[Extracted records]
----

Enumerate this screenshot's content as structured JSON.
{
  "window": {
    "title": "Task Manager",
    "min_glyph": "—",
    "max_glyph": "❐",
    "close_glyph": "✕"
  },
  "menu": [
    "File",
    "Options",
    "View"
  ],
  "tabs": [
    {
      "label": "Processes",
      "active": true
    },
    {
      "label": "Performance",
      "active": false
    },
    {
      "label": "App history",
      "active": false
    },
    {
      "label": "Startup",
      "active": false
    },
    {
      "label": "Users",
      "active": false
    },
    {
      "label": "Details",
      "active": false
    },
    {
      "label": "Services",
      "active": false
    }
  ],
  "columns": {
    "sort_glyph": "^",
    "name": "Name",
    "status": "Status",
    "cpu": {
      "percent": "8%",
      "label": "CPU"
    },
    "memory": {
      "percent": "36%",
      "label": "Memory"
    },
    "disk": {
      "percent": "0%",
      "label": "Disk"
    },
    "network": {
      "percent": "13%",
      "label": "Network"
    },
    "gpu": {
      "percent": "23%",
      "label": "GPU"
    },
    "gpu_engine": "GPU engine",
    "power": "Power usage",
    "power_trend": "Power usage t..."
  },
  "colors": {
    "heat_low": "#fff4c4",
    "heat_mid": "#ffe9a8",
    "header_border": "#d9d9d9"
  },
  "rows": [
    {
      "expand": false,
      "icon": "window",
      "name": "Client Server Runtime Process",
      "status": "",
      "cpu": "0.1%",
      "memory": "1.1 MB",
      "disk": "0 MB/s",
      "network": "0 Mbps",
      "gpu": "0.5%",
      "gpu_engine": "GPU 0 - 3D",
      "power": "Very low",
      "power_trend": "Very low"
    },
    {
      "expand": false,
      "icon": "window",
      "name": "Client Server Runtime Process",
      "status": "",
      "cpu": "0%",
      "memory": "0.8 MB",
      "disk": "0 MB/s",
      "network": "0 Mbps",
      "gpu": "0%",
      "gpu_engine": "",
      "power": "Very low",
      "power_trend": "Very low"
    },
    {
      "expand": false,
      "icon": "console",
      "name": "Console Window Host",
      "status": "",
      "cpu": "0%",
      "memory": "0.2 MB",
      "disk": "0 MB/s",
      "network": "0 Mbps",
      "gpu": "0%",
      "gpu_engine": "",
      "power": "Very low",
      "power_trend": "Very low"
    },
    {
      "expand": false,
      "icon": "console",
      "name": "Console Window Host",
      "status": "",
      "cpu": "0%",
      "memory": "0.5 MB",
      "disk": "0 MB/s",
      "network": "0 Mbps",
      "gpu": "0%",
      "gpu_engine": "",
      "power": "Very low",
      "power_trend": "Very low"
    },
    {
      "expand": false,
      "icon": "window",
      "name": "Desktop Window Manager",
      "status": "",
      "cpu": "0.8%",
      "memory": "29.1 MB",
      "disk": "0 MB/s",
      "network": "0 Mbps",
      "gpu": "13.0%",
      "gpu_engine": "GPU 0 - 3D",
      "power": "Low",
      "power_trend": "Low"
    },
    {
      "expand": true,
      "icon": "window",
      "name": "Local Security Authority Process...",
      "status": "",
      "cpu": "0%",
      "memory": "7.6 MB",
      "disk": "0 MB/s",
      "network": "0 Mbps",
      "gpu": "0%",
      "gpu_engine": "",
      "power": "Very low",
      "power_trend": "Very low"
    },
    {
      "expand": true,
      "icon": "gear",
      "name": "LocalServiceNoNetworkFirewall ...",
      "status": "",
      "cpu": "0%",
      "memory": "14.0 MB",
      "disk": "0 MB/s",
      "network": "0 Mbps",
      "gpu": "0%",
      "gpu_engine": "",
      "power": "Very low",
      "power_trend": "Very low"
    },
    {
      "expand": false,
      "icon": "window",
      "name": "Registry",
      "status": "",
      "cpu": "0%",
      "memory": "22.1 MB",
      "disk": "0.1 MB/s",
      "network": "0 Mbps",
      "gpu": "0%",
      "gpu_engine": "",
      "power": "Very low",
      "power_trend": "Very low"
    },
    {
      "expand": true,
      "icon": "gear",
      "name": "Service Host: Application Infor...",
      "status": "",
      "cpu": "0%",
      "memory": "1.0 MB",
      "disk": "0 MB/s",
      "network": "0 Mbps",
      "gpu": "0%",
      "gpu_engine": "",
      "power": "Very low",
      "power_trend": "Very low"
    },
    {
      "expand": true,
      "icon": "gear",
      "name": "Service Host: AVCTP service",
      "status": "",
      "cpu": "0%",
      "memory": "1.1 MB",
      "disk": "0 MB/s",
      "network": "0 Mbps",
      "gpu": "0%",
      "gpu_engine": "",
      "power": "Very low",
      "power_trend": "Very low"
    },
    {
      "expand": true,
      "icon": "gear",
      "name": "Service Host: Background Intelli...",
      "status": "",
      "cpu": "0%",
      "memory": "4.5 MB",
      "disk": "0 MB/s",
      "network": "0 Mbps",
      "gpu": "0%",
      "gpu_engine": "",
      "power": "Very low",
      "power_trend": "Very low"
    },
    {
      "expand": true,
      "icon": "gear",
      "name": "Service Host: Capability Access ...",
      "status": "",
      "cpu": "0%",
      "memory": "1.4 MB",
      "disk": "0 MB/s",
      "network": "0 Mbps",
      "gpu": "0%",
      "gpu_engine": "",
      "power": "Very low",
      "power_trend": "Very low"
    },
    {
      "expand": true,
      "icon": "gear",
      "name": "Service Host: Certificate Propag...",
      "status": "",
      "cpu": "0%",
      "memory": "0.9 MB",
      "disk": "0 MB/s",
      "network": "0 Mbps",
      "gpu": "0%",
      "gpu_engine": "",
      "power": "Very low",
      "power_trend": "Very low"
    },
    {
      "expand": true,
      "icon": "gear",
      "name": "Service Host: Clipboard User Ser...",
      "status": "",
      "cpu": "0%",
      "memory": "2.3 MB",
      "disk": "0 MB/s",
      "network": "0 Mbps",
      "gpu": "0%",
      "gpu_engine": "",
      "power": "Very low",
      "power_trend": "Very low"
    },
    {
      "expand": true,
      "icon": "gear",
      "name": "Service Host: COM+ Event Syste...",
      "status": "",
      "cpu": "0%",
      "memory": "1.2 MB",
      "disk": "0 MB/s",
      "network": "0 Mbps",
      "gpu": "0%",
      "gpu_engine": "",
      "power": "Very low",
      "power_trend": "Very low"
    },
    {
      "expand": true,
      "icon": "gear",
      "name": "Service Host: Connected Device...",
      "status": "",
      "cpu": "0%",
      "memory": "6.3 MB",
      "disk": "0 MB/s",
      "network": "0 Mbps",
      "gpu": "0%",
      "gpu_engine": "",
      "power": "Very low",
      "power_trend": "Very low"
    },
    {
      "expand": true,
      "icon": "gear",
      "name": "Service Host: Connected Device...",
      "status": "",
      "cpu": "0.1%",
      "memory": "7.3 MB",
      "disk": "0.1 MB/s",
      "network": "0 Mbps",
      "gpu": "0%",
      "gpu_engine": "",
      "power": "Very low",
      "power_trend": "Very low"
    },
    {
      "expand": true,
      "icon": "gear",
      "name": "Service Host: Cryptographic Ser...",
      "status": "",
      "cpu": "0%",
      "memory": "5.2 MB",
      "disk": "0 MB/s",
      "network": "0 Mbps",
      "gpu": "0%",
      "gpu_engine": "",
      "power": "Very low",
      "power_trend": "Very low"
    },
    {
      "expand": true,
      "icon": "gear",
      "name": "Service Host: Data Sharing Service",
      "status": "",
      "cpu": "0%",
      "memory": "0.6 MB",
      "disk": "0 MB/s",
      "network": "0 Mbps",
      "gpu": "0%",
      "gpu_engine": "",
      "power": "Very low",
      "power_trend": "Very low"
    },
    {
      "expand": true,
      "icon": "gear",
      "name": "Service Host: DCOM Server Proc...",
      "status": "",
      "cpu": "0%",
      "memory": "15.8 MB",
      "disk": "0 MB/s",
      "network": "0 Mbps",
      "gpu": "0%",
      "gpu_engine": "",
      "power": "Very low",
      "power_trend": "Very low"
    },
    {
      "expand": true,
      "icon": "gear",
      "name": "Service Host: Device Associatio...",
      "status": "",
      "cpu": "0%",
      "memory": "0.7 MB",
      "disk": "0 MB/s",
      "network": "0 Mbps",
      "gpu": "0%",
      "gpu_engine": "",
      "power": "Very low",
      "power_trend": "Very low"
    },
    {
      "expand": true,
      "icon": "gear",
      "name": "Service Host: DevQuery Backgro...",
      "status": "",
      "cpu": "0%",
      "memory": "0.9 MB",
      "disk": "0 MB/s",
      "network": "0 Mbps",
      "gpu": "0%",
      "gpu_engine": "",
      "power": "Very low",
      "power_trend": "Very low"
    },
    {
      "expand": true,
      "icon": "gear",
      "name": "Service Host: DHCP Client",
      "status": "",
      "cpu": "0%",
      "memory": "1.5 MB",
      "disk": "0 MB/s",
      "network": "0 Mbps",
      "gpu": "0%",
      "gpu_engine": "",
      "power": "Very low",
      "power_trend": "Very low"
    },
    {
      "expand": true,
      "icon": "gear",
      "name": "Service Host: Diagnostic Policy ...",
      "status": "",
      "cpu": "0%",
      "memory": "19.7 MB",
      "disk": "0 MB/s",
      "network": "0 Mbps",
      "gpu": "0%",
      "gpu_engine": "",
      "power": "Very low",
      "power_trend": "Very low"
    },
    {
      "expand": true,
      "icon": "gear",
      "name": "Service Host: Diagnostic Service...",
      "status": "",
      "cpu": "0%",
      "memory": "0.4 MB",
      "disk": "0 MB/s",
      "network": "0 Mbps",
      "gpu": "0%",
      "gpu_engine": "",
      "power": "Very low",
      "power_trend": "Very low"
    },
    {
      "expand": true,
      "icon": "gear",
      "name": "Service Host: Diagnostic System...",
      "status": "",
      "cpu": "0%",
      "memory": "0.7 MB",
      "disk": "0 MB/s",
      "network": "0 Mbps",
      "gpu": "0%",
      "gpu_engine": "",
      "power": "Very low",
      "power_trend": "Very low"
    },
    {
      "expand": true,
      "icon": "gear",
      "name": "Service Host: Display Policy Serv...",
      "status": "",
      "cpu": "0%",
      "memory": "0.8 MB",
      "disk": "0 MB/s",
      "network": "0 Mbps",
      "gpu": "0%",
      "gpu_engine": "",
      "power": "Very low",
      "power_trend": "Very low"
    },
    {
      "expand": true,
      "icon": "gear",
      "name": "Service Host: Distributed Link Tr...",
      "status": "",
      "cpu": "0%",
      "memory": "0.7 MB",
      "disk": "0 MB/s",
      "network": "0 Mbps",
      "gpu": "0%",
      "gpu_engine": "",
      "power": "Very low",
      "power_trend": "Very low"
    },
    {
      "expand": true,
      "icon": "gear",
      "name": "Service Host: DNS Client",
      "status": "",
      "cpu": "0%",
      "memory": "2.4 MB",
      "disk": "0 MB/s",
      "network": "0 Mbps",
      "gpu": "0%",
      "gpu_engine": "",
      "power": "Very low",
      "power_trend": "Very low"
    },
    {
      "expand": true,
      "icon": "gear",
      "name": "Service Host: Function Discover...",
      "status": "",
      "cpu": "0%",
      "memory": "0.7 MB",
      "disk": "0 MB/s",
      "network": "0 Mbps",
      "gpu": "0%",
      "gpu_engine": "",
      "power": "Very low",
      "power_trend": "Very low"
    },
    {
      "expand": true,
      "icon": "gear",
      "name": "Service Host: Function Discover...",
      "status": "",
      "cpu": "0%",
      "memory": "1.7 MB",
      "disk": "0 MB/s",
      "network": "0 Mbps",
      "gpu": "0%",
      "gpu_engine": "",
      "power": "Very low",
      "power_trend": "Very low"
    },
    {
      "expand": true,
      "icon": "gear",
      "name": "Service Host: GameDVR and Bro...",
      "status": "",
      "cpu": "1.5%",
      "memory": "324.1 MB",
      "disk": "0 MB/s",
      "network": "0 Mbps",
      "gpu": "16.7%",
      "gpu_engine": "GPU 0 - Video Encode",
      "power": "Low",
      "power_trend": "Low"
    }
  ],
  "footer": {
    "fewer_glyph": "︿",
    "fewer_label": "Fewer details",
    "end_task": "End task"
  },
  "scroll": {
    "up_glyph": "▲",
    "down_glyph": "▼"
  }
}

----

*Direction*: Lines containing "percent" are to be counted. State the total and add nothing.

*Problem solution*: 5